**Directive**
Copy out every sentence in the passage on starter relays and solenoids that ends with a question mark.

---------- Source document

The remote relay modification (not a remote solenoid despite common reference as such), either the Ford style, or a fuse type relay, which some people prefer, relocates the wires up and away from the solenoid, and therefore away from the extreme heat source. Yes, the solenoid is still called upon to engage the starter motor when the ignition is switched to start, but it is no longer serving as the major power hub for the entire vehicle electrical system at all times.

A quality part that is truly new and not re-furbished or re-anything is always preferable to a re-manufactured, old part. How many times has a given part gone through the re-manufacturing process? What kind of quality controls were in place during the most recent re-man? These are impossible for the consumer to know. The problem is that some parts are getting hard to find in new condition and can be rather spendy when you do find one. Perhaps your starter motor could be professionally rebuilt by a reputable electric repair facility in your locale? Might be worth checking into. This would also be preferable to buying a re-whatever unit off the shelf.

--------------------
---------- Extracted records

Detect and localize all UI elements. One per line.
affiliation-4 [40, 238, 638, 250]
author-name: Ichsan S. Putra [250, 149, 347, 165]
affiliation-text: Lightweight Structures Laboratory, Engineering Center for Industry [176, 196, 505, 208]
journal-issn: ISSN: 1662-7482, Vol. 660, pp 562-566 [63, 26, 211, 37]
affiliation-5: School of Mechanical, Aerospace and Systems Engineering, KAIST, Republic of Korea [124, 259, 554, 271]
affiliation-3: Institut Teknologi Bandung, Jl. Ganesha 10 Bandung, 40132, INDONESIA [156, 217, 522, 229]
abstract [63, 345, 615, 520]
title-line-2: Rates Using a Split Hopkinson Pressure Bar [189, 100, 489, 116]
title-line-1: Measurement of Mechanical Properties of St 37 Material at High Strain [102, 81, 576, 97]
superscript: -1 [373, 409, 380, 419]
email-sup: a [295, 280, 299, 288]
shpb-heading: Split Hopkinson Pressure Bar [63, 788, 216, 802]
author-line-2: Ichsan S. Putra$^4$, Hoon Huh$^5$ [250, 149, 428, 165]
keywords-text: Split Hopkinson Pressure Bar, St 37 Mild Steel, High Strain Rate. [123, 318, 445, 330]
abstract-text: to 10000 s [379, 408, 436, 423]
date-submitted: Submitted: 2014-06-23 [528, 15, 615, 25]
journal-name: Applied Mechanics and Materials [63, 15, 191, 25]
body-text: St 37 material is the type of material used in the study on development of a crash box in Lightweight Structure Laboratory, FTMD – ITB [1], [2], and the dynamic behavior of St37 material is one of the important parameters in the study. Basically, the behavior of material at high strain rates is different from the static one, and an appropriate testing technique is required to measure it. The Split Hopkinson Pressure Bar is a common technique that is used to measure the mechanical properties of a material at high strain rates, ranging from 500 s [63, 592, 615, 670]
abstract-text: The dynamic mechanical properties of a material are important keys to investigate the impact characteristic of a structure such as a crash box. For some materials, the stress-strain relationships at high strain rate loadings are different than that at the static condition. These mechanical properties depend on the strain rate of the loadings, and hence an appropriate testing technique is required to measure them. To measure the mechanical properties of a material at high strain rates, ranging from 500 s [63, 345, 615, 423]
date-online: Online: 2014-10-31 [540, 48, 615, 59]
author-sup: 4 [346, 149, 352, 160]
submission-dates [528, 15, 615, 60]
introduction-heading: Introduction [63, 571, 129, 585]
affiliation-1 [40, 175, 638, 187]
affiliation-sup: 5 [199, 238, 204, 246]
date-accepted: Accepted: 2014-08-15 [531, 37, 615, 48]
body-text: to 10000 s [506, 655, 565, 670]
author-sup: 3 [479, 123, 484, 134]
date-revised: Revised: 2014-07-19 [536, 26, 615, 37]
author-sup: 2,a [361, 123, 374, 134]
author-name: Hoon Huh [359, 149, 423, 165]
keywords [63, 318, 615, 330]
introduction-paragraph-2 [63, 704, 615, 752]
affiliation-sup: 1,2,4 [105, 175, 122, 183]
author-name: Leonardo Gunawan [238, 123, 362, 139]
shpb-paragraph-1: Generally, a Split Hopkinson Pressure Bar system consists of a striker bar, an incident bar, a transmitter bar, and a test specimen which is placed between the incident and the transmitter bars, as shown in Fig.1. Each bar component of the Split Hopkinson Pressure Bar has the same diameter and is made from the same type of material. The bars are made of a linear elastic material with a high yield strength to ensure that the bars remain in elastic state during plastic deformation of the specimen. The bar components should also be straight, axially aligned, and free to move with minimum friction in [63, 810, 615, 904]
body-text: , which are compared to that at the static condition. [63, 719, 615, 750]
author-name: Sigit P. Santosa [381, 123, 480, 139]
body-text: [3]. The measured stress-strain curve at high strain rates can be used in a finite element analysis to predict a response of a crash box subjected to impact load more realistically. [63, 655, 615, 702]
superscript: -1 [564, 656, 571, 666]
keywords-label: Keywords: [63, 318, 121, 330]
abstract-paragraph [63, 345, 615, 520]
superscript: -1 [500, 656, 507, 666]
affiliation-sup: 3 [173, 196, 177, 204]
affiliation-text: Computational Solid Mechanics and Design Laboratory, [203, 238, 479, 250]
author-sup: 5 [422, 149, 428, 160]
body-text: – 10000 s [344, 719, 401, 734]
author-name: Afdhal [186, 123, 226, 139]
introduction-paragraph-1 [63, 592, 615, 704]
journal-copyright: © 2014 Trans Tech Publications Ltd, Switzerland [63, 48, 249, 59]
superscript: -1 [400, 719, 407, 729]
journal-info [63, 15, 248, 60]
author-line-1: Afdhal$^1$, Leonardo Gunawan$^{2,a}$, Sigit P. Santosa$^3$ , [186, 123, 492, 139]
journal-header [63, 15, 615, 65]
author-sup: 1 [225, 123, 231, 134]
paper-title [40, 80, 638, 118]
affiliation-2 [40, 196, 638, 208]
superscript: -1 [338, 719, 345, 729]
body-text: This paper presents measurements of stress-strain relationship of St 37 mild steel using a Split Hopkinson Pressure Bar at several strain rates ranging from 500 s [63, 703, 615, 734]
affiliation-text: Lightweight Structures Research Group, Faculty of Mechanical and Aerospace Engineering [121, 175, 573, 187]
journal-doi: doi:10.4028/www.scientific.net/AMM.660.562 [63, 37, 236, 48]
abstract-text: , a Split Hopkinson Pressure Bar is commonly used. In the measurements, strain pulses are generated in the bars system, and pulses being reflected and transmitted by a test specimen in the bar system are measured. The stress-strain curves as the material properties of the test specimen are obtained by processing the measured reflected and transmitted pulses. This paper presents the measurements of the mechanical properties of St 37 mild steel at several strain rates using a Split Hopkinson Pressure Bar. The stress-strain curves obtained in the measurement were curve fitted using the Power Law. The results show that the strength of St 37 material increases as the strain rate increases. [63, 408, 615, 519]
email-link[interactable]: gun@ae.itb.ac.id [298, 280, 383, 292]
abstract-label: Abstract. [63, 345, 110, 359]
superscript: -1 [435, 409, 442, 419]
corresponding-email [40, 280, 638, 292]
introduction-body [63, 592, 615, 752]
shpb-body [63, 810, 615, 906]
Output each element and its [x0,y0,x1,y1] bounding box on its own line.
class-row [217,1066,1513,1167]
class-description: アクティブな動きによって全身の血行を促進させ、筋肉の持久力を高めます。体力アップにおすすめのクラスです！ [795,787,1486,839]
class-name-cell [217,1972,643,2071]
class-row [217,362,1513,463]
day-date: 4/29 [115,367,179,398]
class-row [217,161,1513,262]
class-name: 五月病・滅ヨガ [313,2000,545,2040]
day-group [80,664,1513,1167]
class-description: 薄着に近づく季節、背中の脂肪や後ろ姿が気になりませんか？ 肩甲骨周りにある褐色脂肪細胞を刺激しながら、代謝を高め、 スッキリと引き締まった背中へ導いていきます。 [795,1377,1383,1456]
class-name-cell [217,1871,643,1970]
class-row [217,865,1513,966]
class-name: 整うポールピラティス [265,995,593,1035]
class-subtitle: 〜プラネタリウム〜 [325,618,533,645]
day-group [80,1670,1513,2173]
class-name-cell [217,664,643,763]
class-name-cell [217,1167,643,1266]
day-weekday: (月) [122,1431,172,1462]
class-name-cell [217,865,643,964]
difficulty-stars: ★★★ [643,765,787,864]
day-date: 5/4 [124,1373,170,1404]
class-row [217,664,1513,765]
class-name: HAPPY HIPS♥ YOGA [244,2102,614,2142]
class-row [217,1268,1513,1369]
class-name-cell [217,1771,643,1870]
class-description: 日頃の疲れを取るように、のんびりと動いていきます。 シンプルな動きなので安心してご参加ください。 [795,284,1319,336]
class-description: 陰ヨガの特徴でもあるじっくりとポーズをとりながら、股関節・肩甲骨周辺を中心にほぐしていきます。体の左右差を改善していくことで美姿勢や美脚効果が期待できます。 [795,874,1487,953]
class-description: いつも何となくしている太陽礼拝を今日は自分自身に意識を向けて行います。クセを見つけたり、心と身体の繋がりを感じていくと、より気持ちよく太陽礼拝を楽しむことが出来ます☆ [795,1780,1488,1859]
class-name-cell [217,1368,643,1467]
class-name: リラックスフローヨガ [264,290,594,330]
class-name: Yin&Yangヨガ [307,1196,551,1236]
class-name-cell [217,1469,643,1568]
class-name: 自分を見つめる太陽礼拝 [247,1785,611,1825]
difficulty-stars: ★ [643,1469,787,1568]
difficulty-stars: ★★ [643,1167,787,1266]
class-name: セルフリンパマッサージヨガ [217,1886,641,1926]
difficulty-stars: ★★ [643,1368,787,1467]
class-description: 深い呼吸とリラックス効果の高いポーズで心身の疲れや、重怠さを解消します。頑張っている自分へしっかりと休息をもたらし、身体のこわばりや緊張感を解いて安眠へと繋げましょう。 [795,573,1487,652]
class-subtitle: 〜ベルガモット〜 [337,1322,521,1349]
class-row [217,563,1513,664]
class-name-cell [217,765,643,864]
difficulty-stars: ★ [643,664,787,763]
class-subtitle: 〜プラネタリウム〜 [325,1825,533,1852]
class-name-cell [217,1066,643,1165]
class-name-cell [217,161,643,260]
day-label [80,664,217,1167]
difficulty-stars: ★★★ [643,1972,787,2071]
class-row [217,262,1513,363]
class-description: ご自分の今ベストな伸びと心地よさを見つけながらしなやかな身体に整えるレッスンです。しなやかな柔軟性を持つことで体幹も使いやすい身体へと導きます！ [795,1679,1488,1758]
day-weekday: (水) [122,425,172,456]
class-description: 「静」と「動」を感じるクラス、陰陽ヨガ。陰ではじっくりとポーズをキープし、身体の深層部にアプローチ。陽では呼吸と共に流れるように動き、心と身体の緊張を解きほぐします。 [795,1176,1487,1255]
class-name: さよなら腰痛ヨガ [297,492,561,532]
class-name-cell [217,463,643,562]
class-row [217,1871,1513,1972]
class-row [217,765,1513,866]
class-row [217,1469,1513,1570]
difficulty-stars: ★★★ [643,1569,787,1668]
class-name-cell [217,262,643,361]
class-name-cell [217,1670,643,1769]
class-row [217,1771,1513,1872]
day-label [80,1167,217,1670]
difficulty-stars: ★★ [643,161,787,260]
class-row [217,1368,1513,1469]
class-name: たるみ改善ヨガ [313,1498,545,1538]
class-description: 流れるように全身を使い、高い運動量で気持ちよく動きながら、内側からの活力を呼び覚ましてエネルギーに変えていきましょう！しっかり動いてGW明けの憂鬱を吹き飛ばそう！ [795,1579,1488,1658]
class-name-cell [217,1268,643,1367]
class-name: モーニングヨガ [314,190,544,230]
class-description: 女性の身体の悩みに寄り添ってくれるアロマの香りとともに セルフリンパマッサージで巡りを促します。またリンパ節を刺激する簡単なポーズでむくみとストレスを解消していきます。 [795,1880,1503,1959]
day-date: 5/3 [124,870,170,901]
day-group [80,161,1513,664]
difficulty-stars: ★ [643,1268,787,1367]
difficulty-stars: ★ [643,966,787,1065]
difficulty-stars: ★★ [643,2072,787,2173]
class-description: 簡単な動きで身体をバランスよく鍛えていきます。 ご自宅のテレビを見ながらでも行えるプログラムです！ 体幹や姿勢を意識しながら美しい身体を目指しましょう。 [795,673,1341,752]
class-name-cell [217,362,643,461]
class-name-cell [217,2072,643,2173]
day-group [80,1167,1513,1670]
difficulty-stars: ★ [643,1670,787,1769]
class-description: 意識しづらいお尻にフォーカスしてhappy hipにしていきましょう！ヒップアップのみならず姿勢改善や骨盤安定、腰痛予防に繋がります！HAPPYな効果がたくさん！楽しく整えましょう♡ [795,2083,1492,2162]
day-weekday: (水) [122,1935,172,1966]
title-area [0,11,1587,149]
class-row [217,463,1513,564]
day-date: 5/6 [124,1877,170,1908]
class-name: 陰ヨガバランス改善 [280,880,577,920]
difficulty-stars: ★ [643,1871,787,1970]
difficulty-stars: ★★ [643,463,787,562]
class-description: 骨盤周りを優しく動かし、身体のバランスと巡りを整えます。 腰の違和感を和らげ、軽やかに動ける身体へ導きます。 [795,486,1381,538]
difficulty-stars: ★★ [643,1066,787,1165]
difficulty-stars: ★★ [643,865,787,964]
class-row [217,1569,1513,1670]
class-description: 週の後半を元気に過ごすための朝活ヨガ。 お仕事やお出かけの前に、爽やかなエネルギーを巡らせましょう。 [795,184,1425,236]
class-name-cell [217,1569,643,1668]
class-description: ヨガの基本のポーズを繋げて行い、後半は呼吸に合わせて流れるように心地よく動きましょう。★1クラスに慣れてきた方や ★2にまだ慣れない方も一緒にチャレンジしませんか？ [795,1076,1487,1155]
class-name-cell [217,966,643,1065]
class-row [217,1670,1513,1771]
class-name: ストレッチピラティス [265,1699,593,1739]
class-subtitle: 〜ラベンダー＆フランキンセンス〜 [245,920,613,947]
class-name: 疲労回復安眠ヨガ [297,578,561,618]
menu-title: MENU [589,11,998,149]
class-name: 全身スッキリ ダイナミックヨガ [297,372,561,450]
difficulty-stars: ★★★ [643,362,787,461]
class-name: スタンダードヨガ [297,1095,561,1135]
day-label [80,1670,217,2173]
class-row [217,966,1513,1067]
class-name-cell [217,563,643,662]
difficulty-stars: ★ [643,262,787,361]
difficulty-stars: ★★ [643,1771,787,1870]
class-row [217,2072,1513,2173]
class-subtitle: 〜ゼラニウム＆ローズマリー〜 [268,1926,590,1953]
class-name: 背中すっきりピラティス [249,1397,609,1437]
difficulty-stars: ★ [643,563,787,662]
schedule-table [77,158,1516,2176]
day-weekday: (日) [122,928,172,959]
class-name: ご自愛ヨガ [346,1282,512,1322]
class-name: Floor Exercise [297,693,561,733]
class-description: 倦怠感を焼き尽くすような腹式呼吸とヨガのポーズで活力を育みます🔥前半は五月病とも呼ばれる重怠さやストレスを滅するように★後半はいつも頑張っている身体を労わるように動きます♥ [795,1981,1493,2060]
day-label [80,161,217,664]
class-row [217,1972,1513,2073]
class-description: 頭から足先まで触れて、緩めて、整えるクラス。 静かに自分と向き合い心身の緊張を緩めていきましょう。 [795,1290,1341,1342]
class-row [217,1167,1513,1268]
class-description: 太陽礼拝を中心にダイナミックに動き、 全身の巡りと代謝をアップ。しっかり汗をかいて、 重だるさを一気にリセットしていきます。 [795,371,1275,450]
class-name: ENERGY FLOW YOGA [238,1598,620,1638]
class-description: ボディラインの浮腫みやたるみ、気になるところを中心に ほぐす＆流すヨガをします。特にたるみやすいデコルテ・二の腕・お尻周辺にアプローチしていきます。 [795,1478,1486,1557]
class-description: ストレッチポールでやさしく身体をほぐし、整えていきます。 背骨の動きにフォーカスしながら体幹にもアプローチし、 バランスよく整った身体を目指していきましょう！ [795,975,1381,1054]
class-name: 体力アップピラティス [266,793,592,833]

--------------------

**Answer in full**
- How many times has a given part gone through the re-manufacturing process?
- What kind of quality controls were in place during the most recent re-man?
- Perhaps your starter motor could be professionally rebuilt by a reputable electric repair facility in your locale?